— Start of RECORDS FOR THE TASK —
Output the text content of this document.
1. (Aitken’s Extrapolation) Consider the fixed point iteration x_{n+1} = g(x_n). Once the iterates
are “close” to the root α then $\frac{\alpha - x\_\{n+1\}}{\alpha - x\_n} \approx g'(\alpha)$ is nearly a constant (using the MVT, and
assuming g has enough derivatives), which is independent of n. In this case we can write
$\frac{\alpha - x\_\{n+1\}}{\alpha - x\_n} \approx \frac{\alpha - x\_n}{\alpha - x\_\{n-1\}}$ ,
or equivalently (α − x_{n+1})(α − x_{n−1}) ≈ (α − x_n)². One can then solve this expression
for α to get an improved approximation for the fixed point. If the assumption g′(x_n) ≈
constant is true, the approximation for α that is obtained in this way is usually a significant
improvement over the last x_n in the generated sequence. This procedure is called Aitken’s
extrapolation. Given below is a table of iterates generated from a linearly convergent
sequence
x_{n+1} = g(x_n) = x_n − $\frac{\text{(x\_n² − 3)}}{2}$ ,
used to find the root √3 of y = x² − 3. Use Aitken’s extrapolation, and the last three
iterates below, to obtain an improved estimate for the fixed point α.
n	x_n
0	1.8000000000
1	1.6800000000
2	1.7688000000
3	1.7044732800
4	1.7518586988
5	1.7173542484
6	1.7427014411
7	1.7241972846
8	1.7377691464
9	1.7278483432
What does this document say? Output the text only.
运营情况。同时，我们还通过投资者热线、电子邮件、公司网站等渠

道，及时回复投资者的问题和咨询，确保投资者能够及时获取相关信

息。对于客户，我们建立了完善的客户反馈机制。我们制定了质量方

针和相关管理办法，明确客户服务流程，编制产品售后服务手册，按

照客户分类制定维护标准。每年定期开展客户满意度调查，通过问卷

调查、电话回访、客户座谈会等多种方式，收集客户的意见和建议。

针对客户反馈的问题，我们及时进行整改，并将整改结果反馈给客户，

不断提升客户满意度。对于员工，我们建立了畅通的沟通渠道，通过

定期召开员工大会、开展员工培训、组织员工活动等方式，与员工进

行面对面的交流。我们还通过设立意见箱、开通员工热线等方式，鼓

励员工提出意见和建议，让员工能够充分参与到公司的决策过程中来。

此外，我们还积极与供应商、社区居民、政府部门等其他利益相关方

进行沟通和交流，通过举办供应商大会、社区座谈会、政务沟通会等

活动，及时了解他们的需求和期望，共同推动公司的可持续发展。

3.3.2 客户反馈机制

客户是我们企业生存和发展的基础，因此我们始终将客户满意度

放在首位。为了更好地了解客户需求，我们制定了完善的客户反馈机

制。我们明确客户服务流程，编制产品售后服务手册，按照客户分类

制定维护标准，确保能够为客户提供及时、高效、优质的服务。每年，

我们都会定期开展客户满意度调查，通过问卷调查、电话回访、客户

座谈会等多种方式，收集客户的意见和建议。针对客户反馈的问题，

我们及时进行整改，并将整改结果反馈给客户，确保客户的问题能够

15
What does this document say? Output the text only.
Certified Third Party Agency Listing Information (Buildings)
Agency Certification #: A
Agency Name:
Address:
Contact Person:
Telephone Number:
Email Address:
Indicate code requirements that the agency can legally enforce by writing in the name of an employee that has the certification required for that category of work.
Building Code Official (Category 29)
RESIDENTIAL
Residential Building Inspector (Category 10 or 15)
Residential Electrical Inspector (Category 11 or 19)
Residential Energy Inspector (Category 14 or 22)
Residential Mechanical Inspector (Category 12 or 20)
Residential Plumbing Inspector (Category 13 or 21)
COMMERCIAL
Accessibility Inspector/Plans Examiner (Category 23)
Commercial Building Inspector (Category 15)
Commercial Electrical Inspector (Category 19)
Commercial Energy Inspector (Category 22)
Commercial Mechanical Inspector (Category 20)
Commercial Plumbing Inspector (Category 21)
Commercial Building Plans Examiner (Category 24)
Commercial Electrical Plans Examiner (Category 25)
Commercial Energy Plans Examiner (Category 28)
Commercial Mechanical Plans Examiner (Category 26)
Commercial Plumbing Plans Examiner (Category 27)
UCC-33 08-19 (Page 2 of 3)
— End of RECORDS FOR THE TASK —
▶ _DIRECTIONS FOR THIS TASK_
Using the listing above, locate the lines that hold "text" and copy each one.

▶ _SOLUTION_
Output the text content of this document.
x_{n+1} = g(x_n) = x_n − $\frac{\text{(x\_n² − 3)}}{2}$ ,
What does this document say? Output the text only.
What does this document say? Output the text only.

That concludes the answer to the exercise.